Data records
----------------

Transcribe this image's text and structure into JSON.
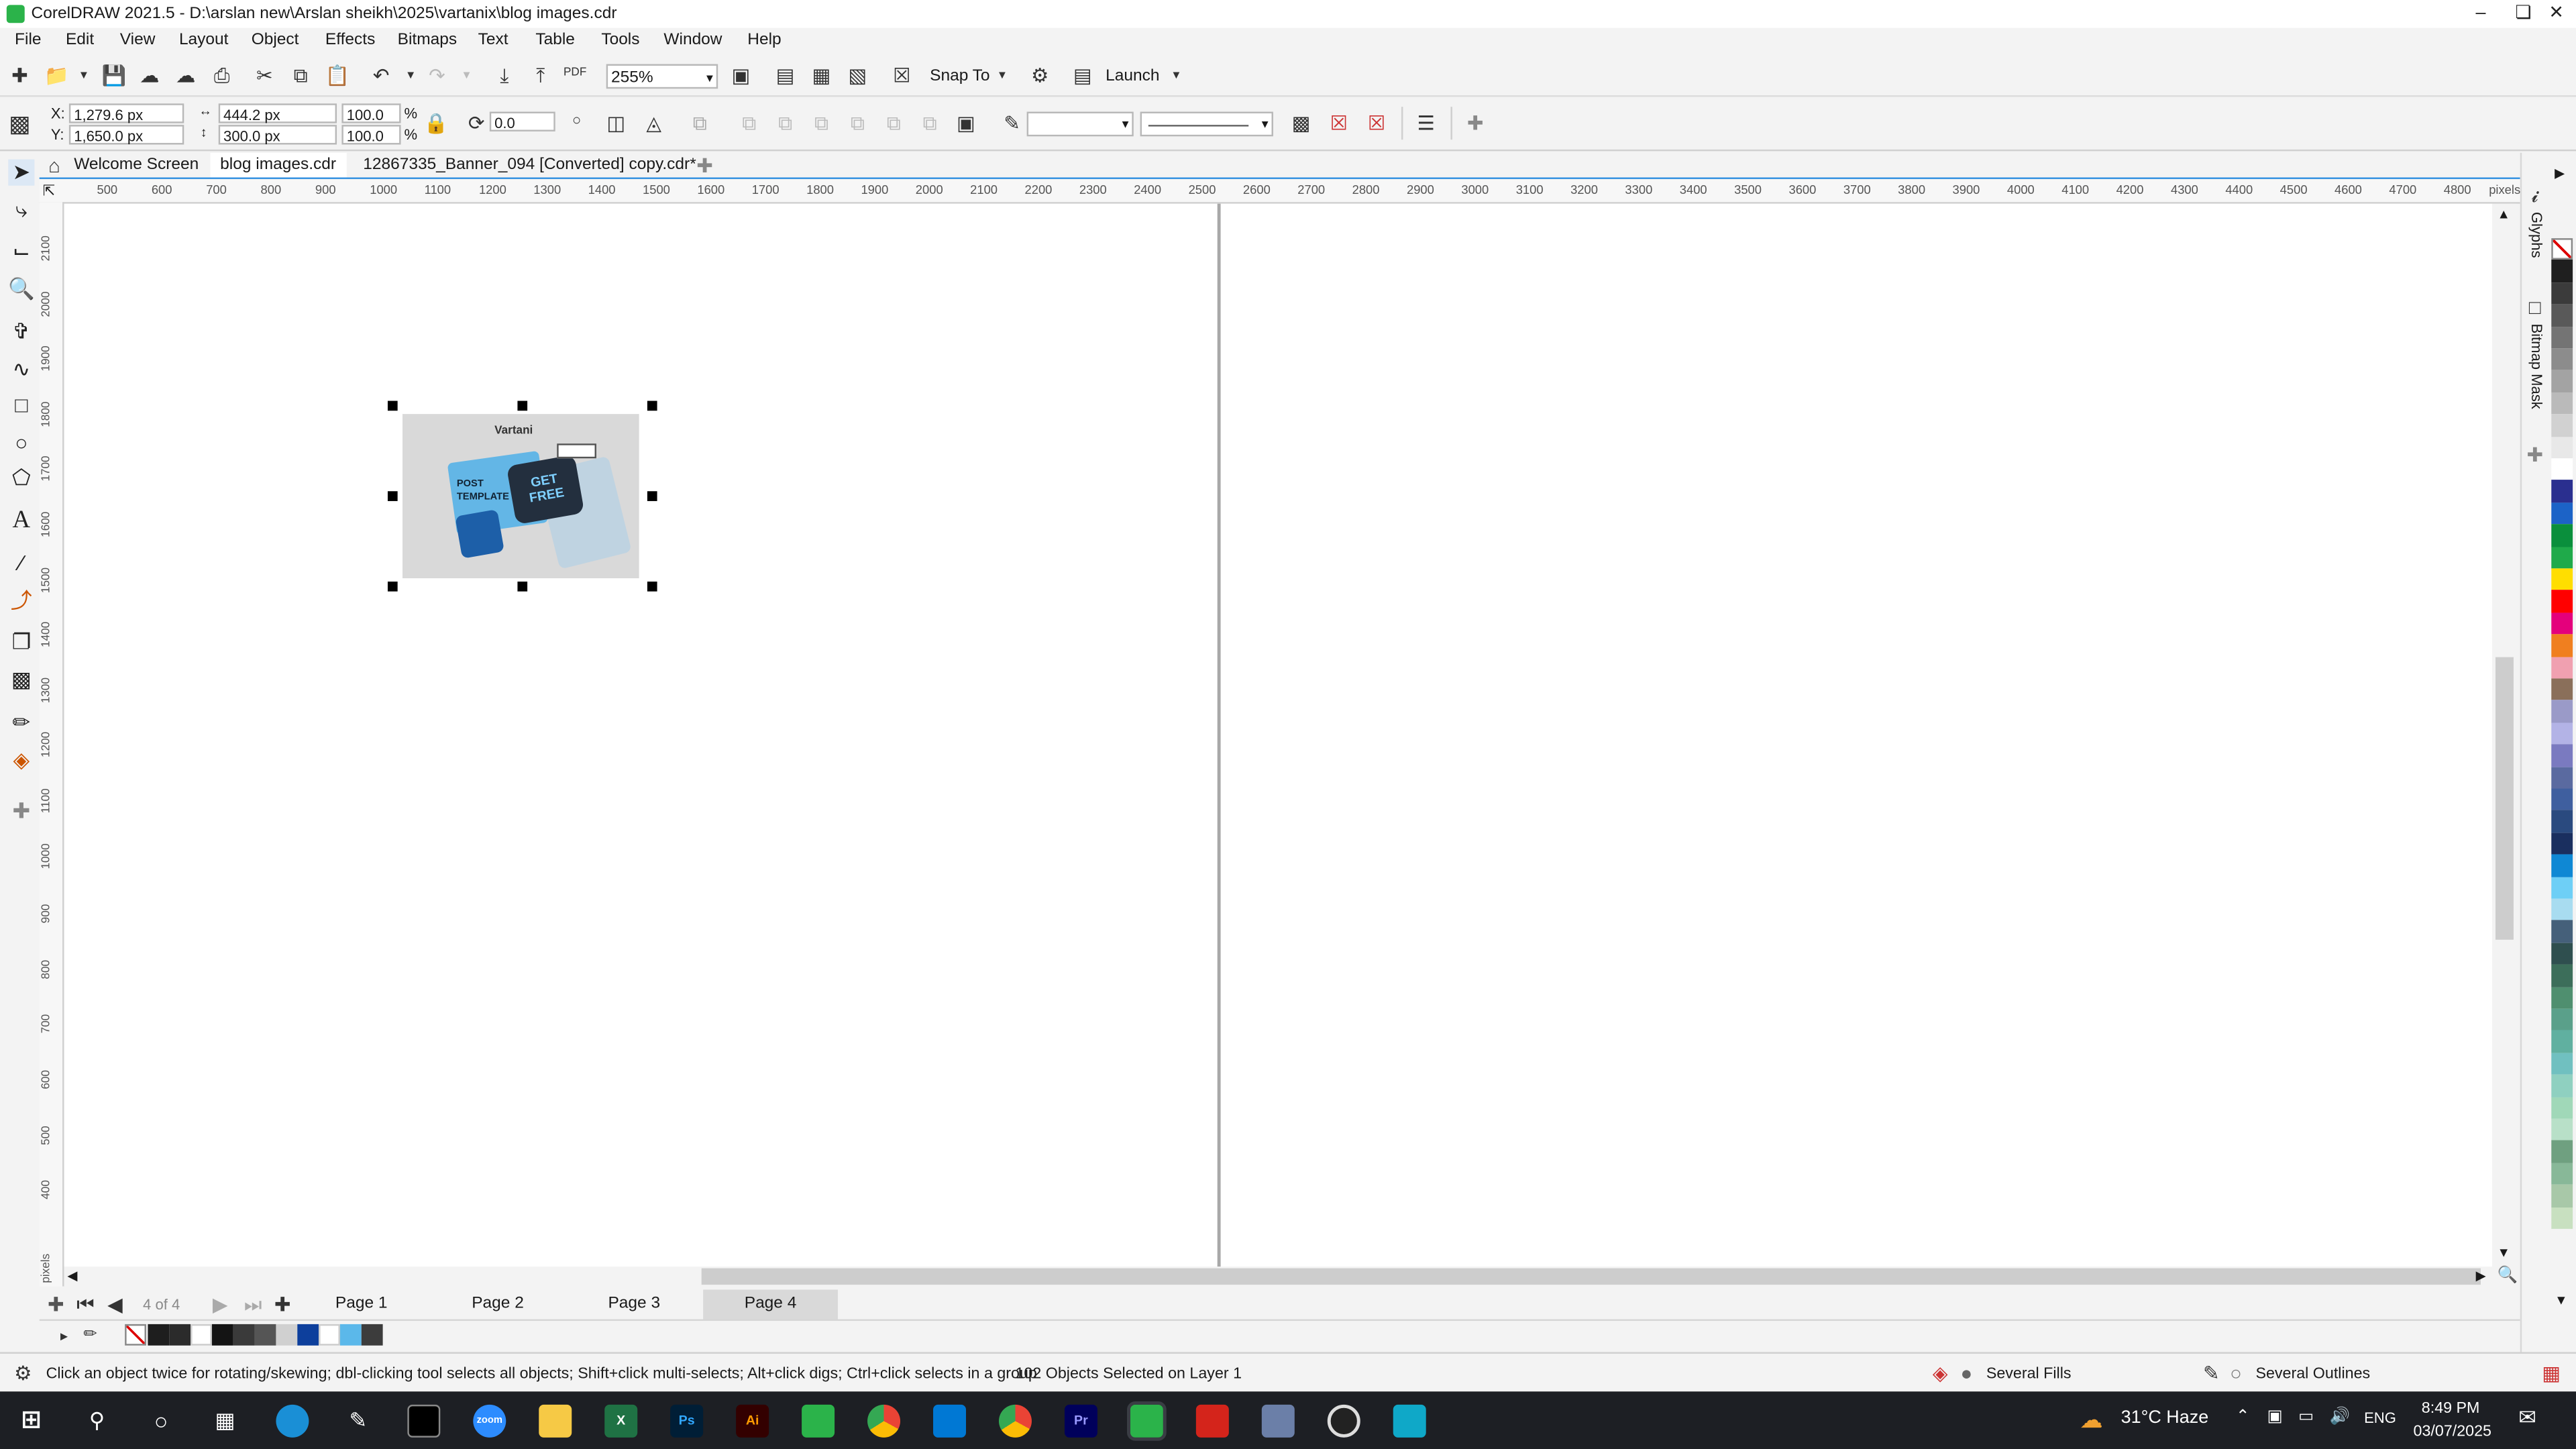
{
  "window": {
    "title": "CorelDRAW 2021.5 - D:\\arslan new\\Arslan sheikh\\2025\\vartanix\\blog images.cdr"
  },
  "menu": [
    "File",
    "Edit",
    "View",
    "Layout",
    "Object",
    "Effects",
    "Bitmaps",
    "Text",
    "Table",
    "Tools",
    "Window",
    "Help"
  ],
  "standard_toolbar": {
    "zoom": "255%",
    "snap_label": "Snap To",
    "launch_label": "Launch",
    "pdf_label": "PDF"
  },
  "property_bar": {
    "x_label": "X:",
    "x_value": "1,279.6 px",
    "y_label": "Y:",
    "y_value": "1,650.0 px",
    "w_value": "444.2 px",
    "h_value": "300.0 px",
    "scale_w": "100.0",
    "scale_h": "100.0",
    "pct": "%",
    "rotation": "0.0"
  },
  "tabs": [
    {
      "label": "Welcome Screen"
    },
    {
      "label": "blog images.cdr"
    },
    {
      "label": "12867335_Banner_094 [Converted] copy.cdr*"
    }
  ],
  "hruler": [
    "500",
    "600",
    "700",
    "800",
    "900",
    "1000",
    "1100",
    "1200",
    "1300",
    "1400",
    "1500",
    "1600",
    "1700",
    "1800",
    "1900",
    "2000",
    "2100",
    "2200",
    "2300",
    "2400",
    "2500",
    "2600",
    "2700",
    "2800",
    "2900",
    "3000",
    "3100",
    "3200",
    "3300",
    "3400",
    "3500",
    "3600",
    "3700",
    "3800",
    "3900",
    "4000",
    "4100",
    "4200",
    "4300",
    "4400",
    "4500",
    "4600",
    "4700",
    "4800"
  ],
  "hruler_unit": "pixels",
  "vruler": [
    "2100",
    "2000",
    "1900",
    "1800",
    "1700",
    "1600",
    "1500",
    "1400",
    "1300",
    "1200",
    "1100",
    "1000",
    "900",
    "800",
    "700",
    "600",
    "500",
    "400"
  ],
  "vruler_unit": "pixels",
  "artwork": {
    "brand": "Vartani",
    "line1": "POST",
    "line2": "TEMPLATE",
    "badge": "GET FREE"
  },
  "page_nav": {
    "counter": "4 of 4",
    "pages": [
      "Page 1",
      "Page 2",
      "Page 3",
      "Page 4"
    ]
  },
  "dockers": {
    "glyphs": "Glyphs",
    "bitmap_mask": "Bitmap Mask"
  },
  "status": {
    "hint": "Click an object twice for rotating/skewing; dbl-clicking tool selects all objects; Shift+click multi-selects; Alt+click digs; Ctrl+click selects in a group",
    "selection": "102 Objects Selected on Layer 1",
    "fill": "Several Fills",
    "outline": "Several Outlines"
  },
  "taskbar": {
    "weather": "31°C  Haze",
    "lang": "ENG",
    "time": "8:49 PM",
    "date": "03/07/2025",
    "zoom_app": "zoom",
    "ps": "Ps",
    "ai": "Ai",
    "pr": "Pr"
  },
  "colors": {
    "accent": "#2f8ee0",
    "brand_green": "#2bb34a"
  }
}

----------------

▸ Problem requirements
Pick out each line containing the string "pixels" and copy it.

▸ Reply
  "hruler_unit": "pixels",
  "vruler_unit": "pixels",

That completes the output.